= WRITTEN REQUEST =
Extract every entry word for word.

[Stored data]
------------------------------------
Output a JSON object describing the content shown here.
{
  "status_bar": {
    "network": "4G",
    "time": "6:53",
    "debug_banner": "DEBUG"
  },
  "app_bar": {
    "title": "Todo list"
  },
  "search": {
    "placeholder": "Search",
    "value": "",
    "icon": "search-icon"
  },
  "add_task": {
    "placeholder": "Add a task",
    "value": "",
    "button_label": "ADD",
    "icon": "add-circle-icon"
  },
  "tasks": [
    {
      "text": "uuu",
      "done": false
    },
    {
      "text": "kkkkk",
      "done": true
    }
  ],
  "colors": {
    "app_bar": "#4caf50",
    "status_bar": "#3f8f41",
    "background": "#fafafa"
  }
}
------------------------------------
= CORRECT RESPONSE =
Output a JSON object describing the content shown here.
{
  "status_bar": {
    "network": "4G",
    "time": "6:53",
    "debug_banner": "DEBUG"
  },
  "app_bar": {
    "title": "Todo list"
  },
  "search": {
    "placeholder": "Search",
    "value": "",
    "icon": "search-icon"
  },
  "add_task": {
    "placeholder": "Add a task",
    "value": "",
    "button_label": "ADD",
    "icon": "add-circle-icon"
  },
  "tasks": [
    {
      "text": "uuu",
      "done": false
    },
    {
      "text": "kkkkk",
      "done": true
    }
  ],
  "colors": {
    "app_bar": "#4caf50",
    "status_bar": "#3f8f41",
    "background": "#fafafa"
  }
}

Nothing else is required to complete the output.